* _Problem details_:
Substitute "bbox" for each occurrence of "xyxy" in the part of the data that opens with the line containing "Where is each" and closes with the line containing "table-row: 7 임영웅(2.6%)", keeping everything else unchanged. Leave the pictures out of the answer.

* _Extracted material_:
· · · ·
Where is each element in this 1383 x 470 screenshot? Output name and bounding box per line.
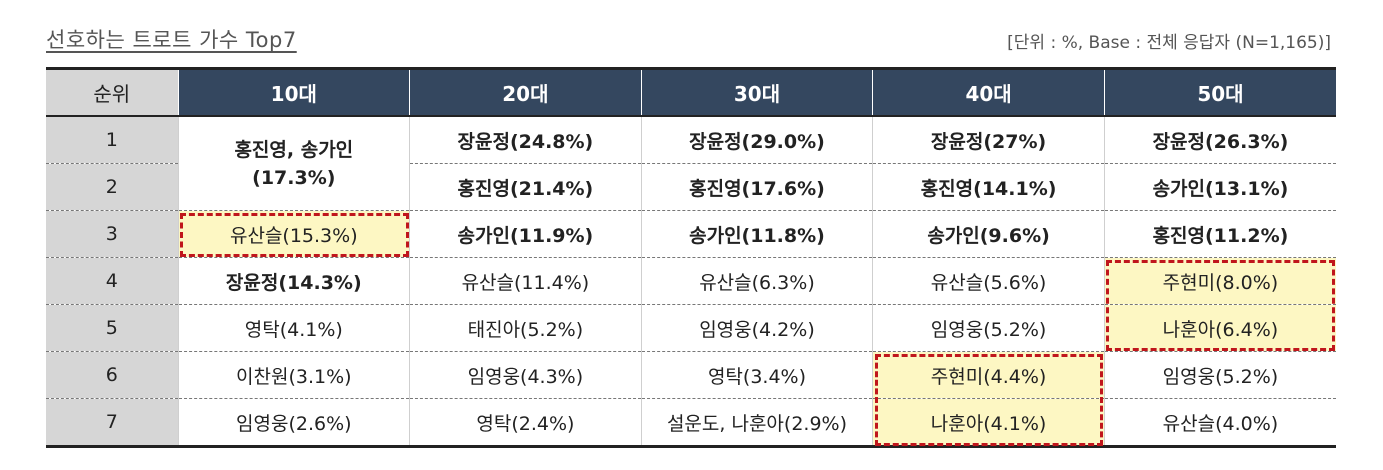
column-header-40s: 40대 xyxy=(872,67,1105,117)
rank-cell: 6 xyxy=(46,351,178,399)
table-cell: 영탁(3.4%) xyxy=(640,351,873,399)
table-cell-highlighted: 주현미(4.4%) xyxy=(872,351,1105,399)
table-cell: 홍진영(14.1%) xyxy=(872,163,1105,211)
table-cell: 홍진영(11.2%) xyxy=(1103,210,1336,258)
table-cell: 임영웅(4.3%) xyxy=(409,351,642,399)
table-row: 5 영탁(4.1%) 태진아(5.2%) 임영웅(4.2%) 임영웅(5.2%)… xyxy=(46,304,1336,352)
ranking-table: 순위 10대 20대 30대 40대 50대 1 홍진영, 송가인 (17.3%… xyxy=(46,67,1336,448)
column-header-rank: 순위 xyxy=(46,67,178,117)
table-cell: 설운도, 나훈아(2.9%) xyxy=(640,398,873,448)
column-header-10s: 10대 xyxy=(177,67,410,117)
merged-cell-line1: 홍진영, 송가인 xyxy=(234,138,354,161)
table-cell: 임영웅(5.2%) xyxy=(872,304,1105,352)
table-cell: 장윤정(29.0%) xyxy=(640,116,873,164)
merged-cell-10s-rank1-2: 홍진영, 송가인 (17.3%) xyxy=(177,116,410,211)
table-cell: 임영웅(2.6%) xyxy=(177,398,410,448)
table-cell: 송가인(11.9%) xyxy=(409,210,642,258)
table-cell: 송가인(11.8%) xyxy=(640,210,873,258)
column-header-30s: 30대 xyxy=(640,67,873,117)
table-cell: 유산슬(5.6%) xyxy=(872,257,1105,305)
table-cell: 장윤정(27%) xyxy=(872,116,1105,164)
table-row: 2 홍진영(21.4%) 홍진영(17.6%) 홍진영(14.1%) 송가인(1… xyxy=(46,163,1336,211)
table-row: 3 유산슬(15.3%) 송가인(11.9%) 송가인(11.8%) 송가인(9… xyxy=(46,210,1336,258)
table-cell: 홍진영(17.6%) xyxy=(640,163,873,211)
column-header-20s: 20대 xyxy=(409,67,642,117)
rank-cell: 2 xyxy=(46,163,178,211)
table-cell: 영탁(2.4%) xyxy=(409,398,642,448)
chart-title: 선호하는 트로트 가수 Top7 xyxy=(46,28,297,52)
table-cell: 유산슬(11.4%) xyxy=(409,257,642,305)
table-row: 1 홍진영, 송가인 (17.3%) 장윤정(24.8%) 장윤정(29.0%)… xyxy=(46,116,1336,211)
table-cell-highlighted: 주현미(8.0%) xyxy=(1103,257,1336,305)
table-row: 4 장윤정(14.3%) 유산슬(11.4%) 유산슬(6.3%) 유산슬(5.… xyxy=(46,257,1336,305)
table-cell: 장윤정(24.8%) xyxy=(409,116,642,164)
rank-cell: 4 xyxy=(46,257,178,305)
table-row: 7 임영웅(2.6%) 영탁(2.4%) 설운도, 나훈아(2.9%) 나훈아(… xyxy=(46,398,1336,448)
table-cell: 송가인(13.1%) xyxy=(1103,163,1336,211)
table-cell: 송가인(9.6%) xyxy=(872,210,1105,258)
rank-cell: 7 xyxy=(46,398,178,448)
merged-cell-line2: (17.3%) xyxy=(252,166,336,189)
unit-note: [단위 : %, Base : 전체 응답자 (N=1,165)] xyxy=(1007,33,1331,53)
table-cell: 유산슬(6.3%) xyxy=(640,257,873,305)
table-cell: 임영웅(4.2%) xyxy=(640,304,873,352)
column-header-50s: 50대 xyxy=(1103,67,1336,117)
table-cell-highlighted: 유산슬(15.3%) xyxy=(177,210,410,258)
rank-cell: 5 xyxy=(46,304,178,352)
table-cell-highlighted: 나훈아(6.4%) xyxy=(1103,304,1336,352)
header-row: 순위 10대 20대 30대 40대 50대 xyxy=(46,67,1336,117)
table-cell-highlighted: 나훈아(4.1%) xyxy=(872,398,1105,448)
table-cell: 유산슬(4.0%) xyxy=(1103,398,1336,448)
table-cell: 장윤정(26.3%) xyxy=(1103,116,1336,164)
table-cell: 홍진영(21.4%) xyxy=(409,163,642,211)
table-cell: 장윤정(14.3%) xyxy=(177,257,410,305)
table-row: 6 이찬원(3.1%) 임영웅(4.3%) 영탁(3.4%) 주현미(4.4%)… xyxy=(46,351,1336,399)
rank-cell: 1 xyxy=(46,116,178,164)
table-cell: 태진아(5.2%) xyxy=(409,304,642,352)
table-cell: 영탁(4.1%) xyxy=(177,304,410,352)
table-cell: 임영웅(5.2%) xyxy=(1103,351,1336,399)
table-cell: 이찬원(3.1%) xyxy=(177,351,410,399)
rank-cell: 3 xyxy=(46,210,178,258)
· · · ·
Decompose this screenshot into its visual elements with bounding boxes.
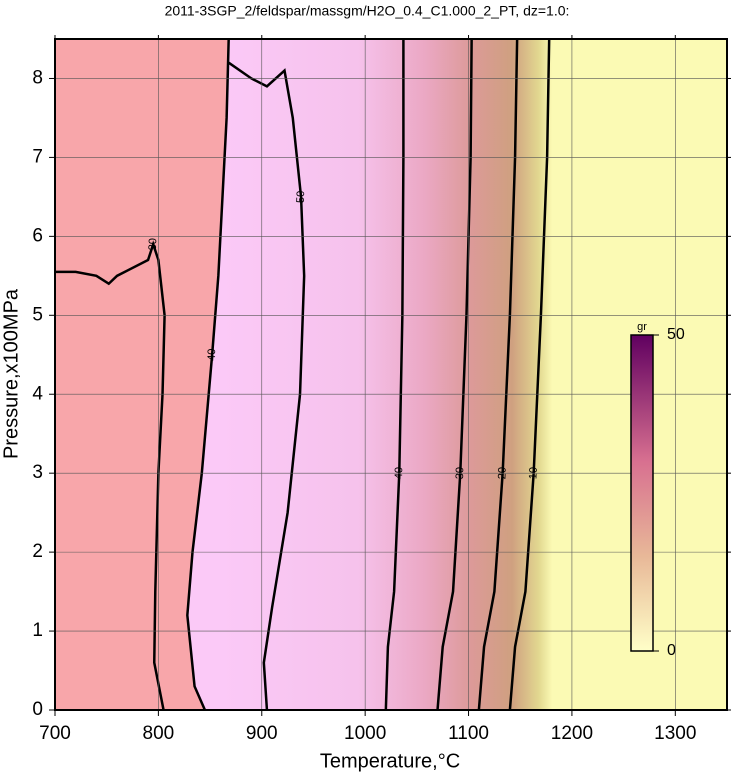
· · · ·
* _Result of this task_:
Where is each element in this 1383 x 470 screenshot? Output name and bounding box per line.
column-header-40s: 40대 bbox=(872,67,1105,117)
rank-cell: 6 bbox=(46,351,178,399)
table-cell: 영탁(3.4%) bbox=(640,351,873,399)
table-cell-highlighted: 주현미(4.4%) bbox=(872,351,1105,399)
table-cell: 홍진영(14.1%) bbox=(872,163,1105,211)
table-cell: 홍진영(11.2%) bbox=(1103,210,1336,258)
table-cell: 임영웅(4.3%) bbox=(409,351,642,399)
table-row: 5 영탁(4.1%) 태진아(5.2%) 임영웅(4.2%) 임영웅(5.2%)… bbox=(46,304,1336,352)
ranking-table: 순위 10대 20대 30대 40대 50대 1 홍진영, 송가인 (17.3%… bbox=(46,67,1336,448)
column-header-rank: 순위 bbox=(46,67,178,117)
table-cell: 설운도, 나훈아(2.9%) bbox=(640,398,873,448)
column-header-10s: 10대 bbox=(177,67,410,117)
merged-cell-line1: 홍진영, 송가인 bbox=(234,138,354,161)
table-cell: 임영웅(5.2%) bbox=(872,304,1105,352)
table-cell: 장윤정(29.0%) bbox=(640,116,873,164)
merged-cell-10s-rank1-2: 홍진영, 송가인 (17.3%) bbox=(177,116,410,211)
table-cell: 임영웅(2.6%) bbox=(177,398,410,448)
table-cell: 송가인(11.9%) bbox=(409,210,642,258)
table-cell: 송가인(11.8%) bbox=(640,210,873,258)
column-header-30s: 30대 bbox=(640,67,873,117)
table-cell: 유산슬(5.6%) bbox=(872,257,1105,305)
table-cell: 장윤정(27%) bbox=(872,116,1105,164)
table-row: 2 홍진영(21.4%) 홍진영(17.6%) 홍진영(14.1%) 송가인(1… bbox=(46,163,1336,211)
table-row: 3 유산슬(15.3%) 송가인(11.9%) 송가인(11.8%) 송가인(9… bbox=(46,210,1336,258)
table-cell: 홍진영(17.6%) bbox=(640,163,873,211)
column-header-20s: 20대 bbox=(409,67,642,117)
rank-cell: 2 bbox=(46,163,178,211)
table-cell: 영탁(2.4%) bbox=(409,398,642,448)
chart-title: 선호하는 트로트 가수 Top7 bbox=(46,28,297,52)
table-cell: 유산슬(11.4%) bbox=(409,257,642,305)
table-row: 1 홍진영, 송가인 (17.3%) 장윤정(24.8%) 장윤정(29.0%)… bbox=(46,116,1336,211)
table-cell-highlighted: 주현미(8.0%) bbox=(1103,257,1336,305)
table-row: 4 장윤정(14.3%) 유산슬(11.4%) 유산슬(6.3%) 유산슬(5.… bbox=(46,257,1336,305)
table-cell: 장윤정(24.8%) bbox=(409,116,642,164)
rank-cell: 4 bbox=(46,257,178,305)
table-row: 7 임영웅(2.6%) 영탁(2.4%) 설운도, 나훈아(2.9%) 나훈아(… bbox=(46,398,1336,448)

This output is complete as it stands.